_RECORDS SUPPLIED_
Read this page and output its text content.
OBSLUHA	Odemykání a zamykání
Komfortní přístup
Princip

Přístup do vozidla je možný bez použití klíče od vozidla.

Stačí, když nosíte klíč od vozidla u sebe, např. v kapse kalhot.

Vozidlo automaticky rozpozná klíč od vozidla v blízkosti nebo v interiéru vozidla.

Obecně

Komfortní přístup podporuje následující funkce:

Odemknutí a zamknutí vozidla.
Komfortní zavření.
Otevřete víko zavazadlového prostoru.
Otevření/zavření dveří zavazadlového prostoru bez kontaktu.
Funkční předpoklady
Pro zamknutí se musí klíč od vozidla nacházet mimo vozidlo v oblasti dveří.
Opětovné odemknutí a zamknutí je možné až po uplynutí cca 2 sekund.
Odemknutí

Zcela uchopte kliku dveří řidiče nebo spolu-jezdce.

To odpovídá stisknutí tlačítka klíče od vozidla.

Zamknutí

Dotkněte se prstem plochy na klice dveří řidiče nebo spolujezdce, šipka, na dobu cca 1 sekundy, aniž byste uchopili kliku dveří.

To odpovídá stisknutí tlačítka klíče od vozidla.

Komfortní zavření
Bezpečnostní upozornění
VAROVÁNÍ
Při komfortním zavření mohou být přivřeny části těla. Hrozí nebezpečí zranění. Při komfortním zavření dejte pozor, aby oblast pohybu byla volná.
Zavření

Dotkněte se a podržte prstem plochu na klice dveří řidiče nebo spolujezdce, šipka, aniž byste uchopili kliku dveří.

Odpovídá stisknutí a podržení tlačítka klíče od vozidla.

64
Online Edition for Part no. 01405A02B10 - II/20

_WRITTEN PROBLEM_
Output all preceding records character for character.

_OUTPUT FOR THIS EXERCISE_
Read this page and output its text content.
OBSLUHA	Odemykání a zamykání
Komfortní přístup
Princip

Přístup do vozidla je možný bez použití klíče od vozidla.

Stačí, když nosíte klíč od vozidla u sebe, např. v kapse kalhot.

Vozidlo automaticky rozpozná klíč od vozidla v blízkosti nebo v interiéru vozidla.

Obecně

Komfortní přístup podporuje následující funkce:

Odemknutí a zamknutí vozidla.
Komfortní zavření.
Otevřete víko zavazadlového prostoru.
Otevření/zavření dveří zavazadlového prostoru bez kontaktu.
Funkční předpoklady
Pro zamknutí se musí klíč od vozidla nacházet mimo vozidlo v oblasti dveří.
Opětovné odemknutí a zamknutí je možné až po uplynutí cca 2 sekund.
Odemknutí

Zcela uchopte kliku dveří řidiče nebo spolu-jezdce.

To odpovídá stisknutí tlačítka klíče od vozidla.

Zamknutí

Dotkněte se prstem plochy na klice dveří řidiče nebo spolujezdce, šipka, na dobu cca 1 sekundy, aniž byste uchopili kliku dveří.

To odpovídá stisknutí tlačítka klíče od vozidla.

Komfortní zavření
Bezpečnostní upozornění
VAROVÁNÍ
Při komfortním zavření mohou být přivřeny části těla. Hrozí nebezpečí zranění. Při komfortním zavření dejte pozor, aby oblast pohybu byla volná.
Zavření

Dotkněte se a podržte prstem plochu na klice dveří řidiče nebo spolujezdce, šipka, aniž byste uchopili kliku dveří.

Odpovídá stisknutí a podržení tlačítka klíče od vozidla.

64
Online Edition for Part no. 01405A02B10 - II/20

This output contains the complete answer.